Gib aus dem Textauszug zur Büchercensur den Abschnitt wortgetreu aus, beginnend bei „Die Büchercensur und“ und endend bei „Die kleinen Territorien.“.

----- TEXTAUSZUG

Neuntes Kapitel.
Die Büchercensur und die Preßverfolgungen.
Historische Einleitung. Das Altertum. – Verhalten der Kirche. Censurrecht der Universitäten. – Erstes Auftreten nach Erfindung der Buchdruckerkunst: Köln. – Vorgehen der Kirche ohne Rücksicht auf den Staat: Mainz. – Die Bullen Sixtus’ IV., Alexanders VI. und Leo’s X. – Das Wormser Edikt. Eintreten des Staats. – Die Reichs-Preßverordnungen. – Der Begriff des Libells und der Famosschrift. – Schwächliches Verhalten der Protestanten. – Censur in Österreich. – In Bayern. Katalog erlaubter Bücher. Verfahren gegen Schwenckfeldianer. – Die protestantischen Reichsstädte. Straßburg. Nürnberg. (Hans Sachs.) Augsburg. Ulm. Frankfurt a. M. – Basel. Zürich. – Die geistlichen Kurfürstentümer. – Böhmen und Schlesien. – Kurpfalz. – Brandenburg. – Sachsen. – Die kleinen Territorien.

----------
----- GEZEIGTES MATERIAL

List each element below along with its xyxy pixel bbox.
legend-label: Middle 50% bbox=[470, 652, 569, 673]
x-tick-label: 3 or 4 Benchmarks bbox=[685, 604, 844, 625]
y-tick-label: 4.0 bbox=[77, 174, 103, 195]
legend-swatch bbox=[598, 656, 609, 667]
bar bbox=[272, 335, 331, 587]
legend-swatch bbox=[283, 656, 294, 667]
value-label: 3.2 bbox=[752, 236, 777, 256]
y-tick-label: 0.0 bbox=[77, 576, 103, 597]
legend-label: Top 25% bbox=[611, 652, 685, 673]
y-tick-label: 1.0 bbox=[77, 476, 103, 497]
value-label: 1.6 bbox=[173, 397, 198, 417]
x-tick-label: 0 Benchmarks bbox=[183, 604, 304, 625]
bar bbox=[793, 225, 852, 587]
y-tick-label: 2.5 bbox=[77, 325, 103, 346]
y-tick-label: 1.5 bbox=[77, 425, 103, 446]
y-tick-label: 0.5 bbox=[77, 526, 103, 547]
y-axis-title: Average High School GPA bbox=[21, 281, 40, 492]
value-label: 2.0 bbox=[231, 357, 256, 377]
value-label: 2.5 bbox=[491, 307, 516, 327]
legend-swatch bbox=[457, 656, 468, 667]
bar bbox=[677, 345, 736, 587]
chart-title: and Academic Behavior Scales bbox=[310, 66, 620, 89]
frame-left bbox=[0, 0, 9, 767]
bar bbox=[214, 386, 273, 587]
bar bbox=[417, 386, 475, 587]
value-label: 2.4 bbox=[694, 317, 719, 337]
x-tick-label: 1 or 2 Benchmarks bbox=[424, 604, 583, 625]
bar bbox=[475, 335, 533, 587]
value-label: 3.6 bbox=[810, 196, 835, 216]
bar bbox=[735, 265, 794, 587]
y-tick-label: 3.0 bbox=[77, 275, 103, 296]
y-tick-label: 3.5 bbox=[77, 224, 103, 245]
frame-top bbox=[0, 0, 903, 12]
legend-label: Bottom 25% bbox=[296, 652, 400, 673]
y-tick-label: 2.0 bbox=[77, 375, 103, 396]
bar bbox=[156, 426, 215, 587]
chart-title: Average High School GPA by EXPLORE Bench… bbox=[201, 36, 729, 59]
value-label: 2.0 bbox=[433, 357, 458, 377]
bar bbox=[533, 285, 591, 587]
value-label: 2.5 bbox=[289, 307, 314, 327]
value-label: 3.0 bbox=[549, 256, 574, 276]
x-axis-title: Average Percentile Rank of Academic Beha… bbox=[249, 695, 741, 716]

----------

→ LÖSUNG:
Die Büchercensur und die Preßverfolgungen.
Historische Einleitung. Das Altertum. – Verhalten der Kirche. Censurrecht der Universitäten. – Erstes Auftreten nach Erfindung der Buchdruckerkunst: Köln. – Vorgehen der Kirche ohne Rücksicht auf den Staat: Mainz. – Die Bullen Sixtus’ IV., Alexanders VI. und Leo’s X. – Das Wormser Edikt. Eintreten des Staats. – Die Reichs-Preßverordnungen. – Der Begriff des Libells und der Famosschrift. – Schwächliches Verhalten der Protestanten. – Censur in Österreich. – In Bayern. Katalog erlaubter Bücher. Verfahren gegen Schwenckfeldianer. – Die protestantischen Reichsstädte. Straßburg. Nürnberg. (Hans Sachs.) Augsburg. Ulm. Frankfurt a. M. – Basel. Zürich. – Die geistlichen Kurfürstentümer. – Böhmen und Schlesien. – Kurpfalz. – Brandenburg. – Sachsen. – Die kleinen Territorien.